= Your objective =
Return the lines where the word "title" occurs.

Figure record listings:
---
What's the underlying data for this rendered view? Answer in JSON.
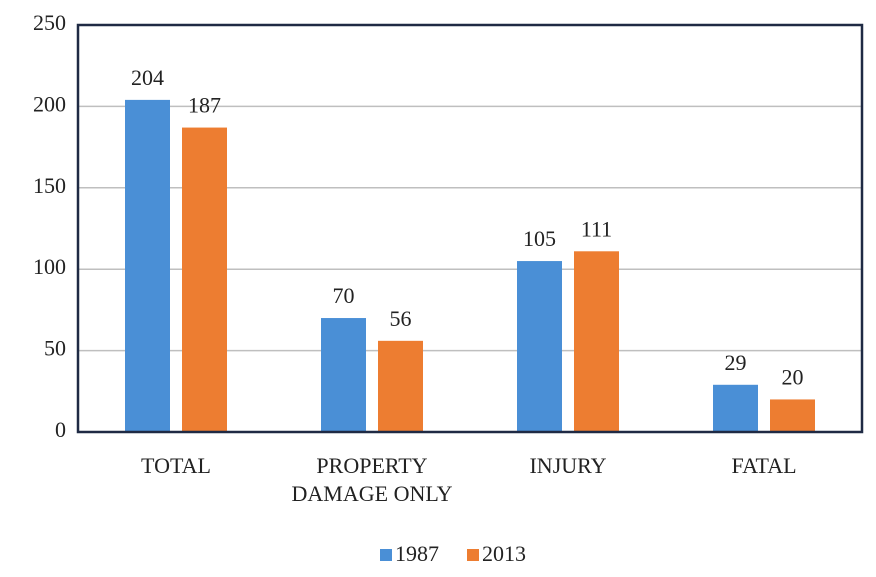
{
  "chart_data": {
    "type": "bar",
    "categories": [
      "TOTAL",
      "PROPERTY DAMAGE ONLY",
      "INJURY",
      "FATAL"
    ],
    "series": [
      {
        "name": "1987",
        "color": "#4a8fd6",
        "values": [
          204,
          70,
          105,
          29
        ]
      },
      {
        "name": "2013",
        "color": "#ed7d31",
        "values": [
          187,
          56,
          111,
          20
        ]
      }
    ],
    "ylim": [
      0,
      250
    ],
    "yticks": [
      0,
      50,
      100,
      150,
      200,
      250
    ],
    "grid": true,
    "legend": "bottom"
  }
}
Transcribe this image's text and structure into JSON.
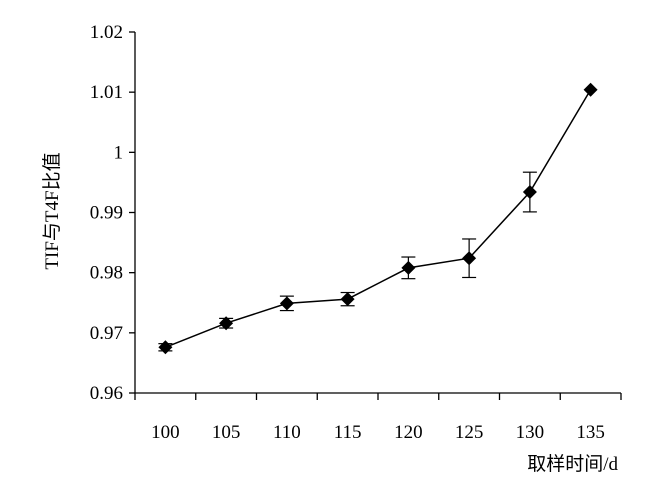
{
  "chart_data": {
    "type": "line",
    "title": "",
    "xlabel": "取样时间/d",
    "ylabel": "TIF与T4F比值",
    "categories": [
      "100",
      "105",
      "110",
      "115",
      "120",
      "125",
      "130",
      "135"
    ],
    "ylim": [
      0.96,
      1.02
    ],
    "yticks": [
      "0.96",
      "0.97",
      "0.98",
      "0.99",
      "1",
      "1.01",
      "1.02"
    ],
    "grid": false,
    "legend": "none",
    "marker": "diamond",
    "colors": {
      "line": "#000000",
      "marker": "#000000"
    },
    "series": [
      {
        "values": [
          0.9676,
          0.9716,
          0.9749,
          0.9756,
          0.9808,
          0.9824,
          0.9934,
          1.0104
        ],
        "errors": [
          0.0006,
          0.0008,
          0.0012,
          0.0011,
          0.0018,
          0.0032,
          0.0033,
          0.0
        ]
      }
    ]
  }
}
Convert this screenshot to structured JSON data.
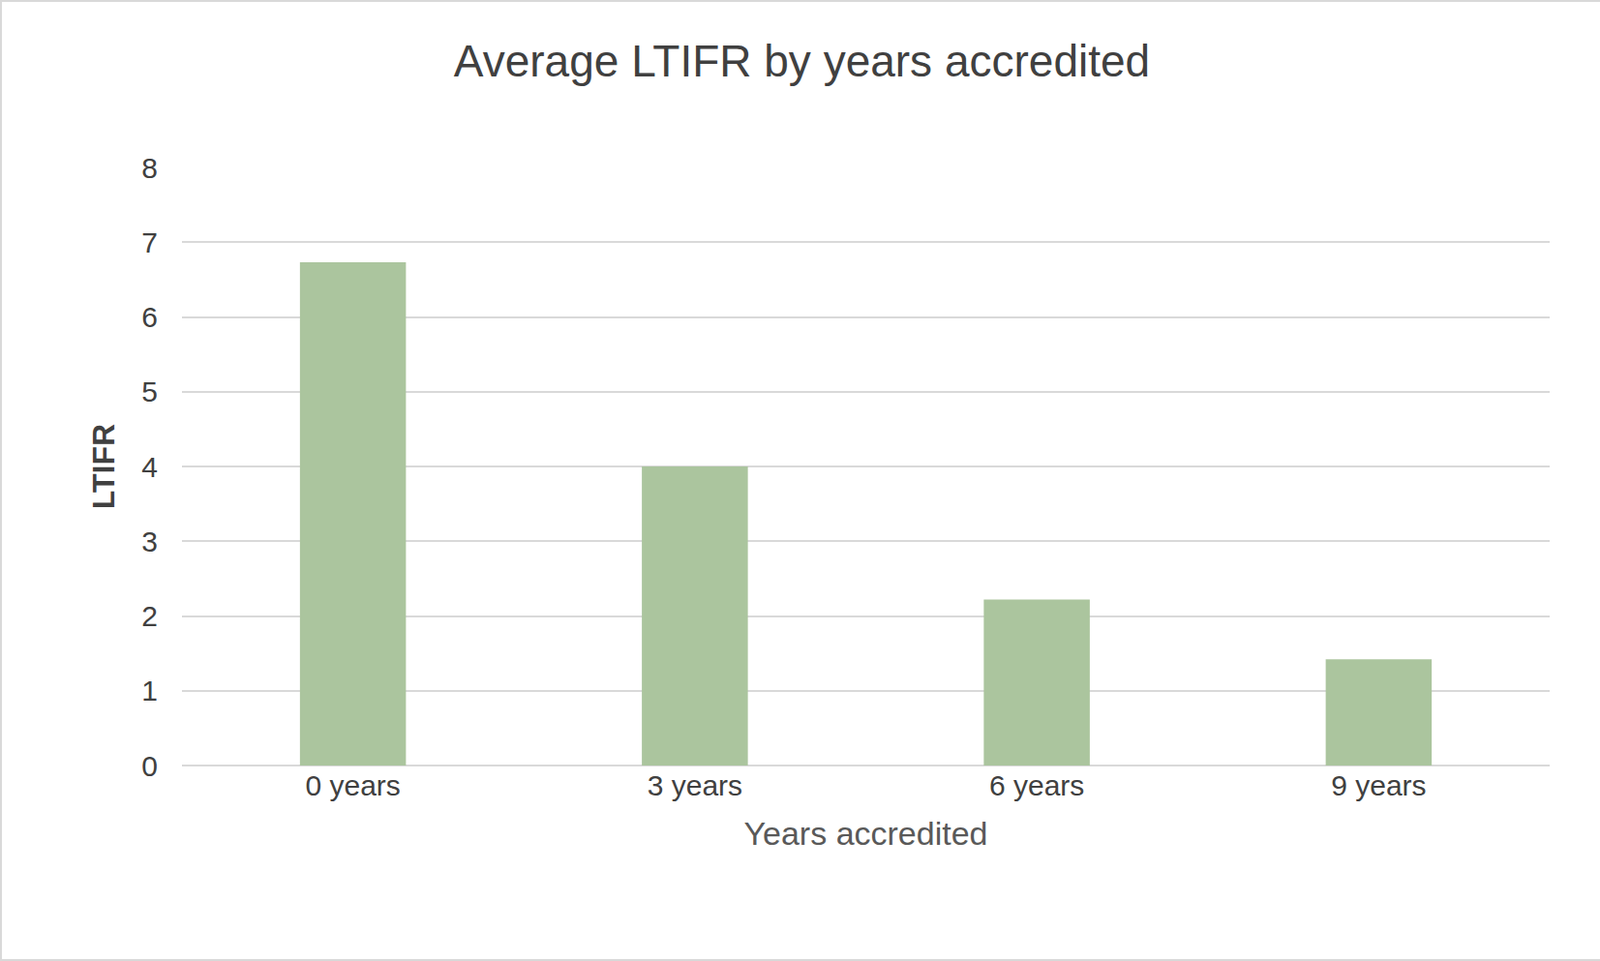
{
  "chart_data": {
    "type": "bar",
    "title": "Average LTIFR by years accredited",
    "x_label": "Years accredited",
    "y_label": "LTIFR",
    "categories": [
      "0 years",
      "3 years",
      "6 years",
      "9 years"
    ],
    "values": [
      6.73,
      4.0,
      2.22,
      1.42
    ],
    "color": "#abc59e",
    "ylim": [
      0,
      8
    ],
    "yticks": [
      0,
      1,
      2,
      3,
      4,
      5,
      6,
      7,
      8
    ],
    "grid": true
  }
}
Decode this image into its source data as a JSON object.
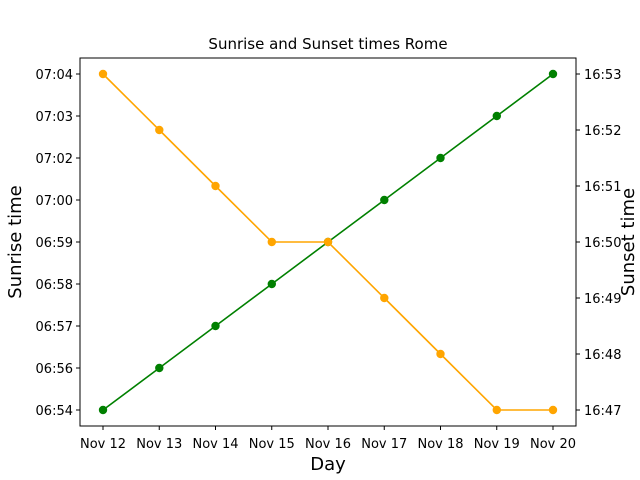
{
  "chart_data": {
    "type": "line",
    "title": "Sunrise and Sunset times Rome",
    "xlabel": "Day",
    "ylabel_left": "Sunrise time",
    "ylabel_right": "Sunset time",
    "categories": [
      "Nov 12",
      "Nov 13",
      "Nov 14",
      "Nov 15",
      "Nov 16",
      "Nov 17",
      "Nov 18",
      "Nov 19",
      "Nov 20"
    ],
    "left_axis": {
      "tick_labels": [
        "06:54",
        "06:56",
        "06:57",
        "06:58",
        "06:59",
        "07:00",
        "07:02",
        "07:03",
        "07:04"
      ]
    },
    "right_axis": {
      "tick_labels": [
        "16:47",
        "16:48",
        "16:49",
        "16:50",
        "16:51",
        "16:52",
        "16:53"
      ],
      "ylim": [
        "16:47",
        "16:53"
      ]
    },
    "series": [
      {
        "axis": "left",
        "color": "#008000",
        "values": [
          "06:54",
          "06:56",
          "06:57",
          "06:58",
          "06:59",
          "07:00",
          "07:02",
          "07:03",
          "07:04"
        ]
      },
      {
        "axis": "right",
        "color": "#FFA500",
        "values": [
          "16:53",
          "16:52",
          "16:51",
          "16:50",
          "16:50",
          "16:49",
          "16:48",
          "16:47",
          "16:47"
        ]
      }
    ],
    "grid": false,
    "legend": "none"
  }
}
---
= Solution to this problem =
    "title": "",
    "title": "Average LTIFR by years accredited",
    "title": "Sunrise and Sunset times Rome",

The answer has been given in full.